**SUPPLIED MATERIAL**
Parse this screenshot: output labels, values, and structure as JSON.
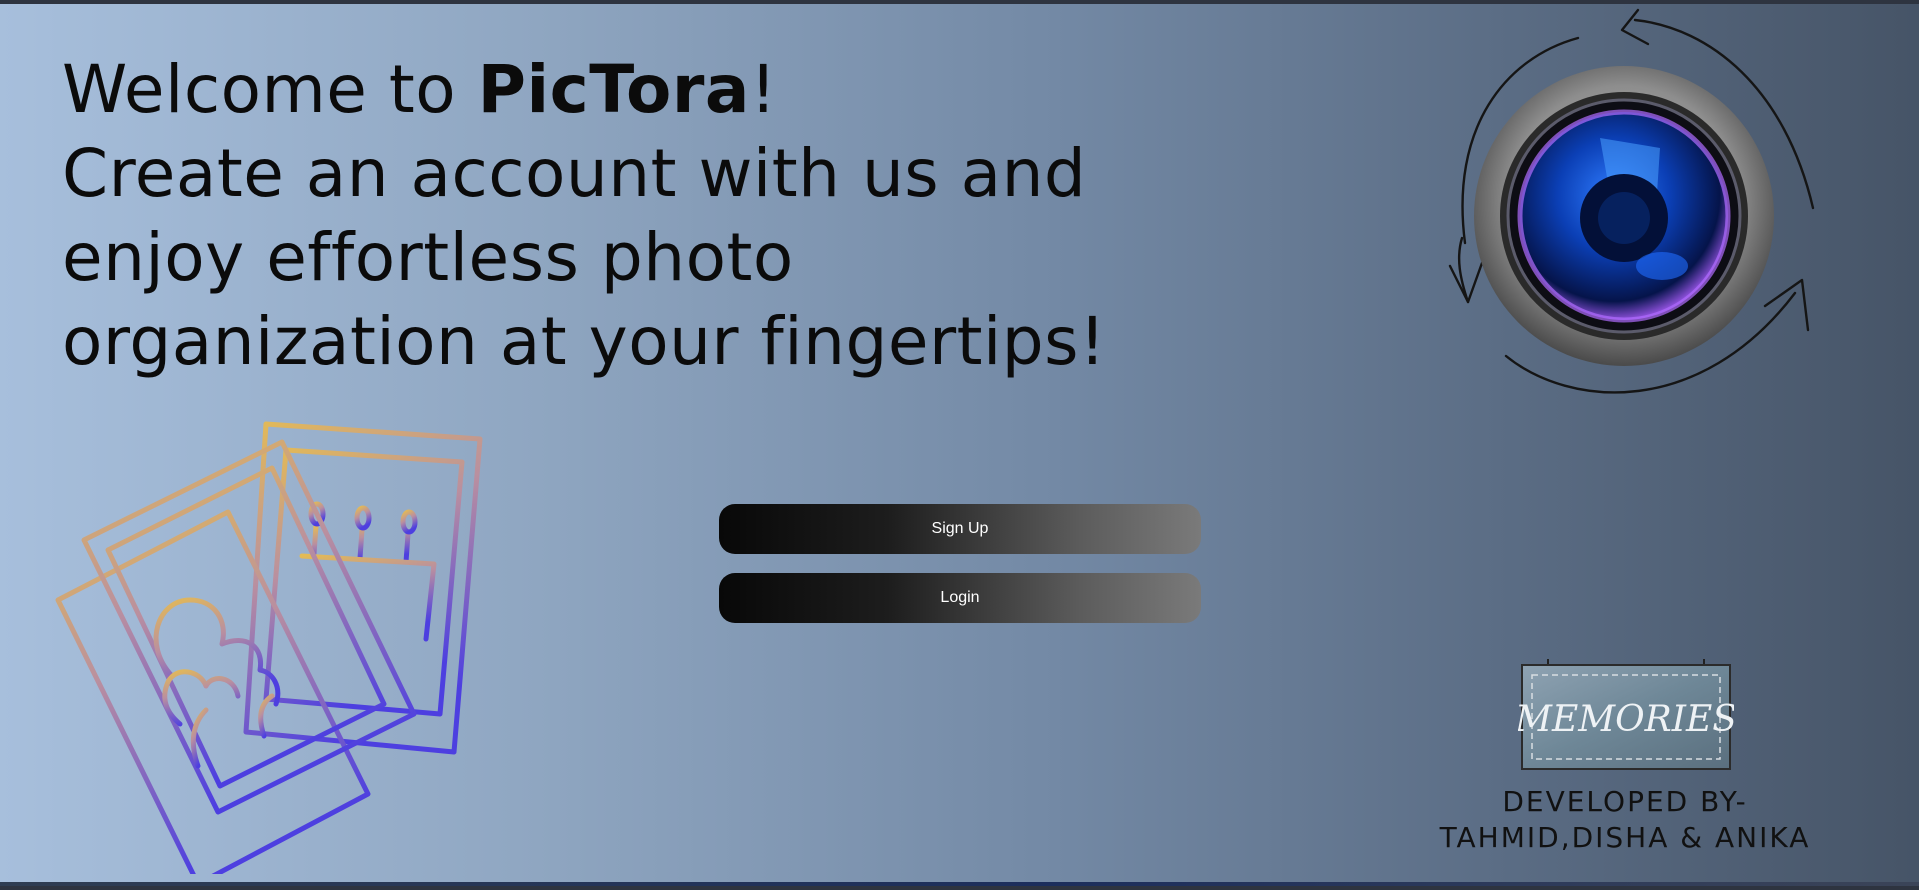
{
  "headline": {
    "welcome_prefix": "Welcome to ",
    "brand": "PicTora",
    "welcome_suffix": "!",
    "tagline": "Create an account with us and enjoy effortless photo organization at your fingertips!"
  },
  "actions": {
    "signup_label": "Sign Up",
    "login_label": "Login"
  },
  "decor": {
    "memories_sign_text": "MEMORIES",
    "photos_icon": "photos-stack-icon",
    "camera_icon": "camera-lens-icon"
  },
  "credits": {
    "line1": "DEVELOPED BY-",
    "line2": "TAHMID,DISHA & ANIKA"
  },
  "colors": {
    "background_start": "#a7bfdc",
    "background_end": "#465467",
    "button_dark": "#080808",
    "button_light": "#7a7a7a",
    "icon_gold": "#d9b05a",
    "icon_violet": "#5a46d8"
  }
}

**SET EXERCISE**
All the material shown above is to be copied exactly, with no pictures carried over.

**SOLUTION BELOW**
Parse this screenshot: output labels, values, and structure as JSON.
{
  "headline": {
    "welcome_prefix": "Welcome to ",
    "brand": "PicTora",
    "welcome_suffix": "!",
    "tagline": "Create an account with us and enjoy effortless photo organization at your fingertips!"
  },
  "actions": {
    "signup_label": "Sign Up",
    "login_label": "Login"
  },
  "decor": {
    "memories_sign_text": "MEMORIES",
    "photos_icon": "photos-stack-icon",
    "camera_icon": "camera-lens-icon"
  },
  "credits": {
    "line1": "DEVELOPED BY-",
    "line2": "TAHMID,DISHA & ANIKA"
  },
  "colors": {
    "background_start": "#a7bfdc",
    "background_end": "#465467",
    "button_dark": "#080808",
    "button_light": "#7a7a7a",
    "icon_gold": "#d9b05a",
    "icon_violet": "#5a46d8"
  }
}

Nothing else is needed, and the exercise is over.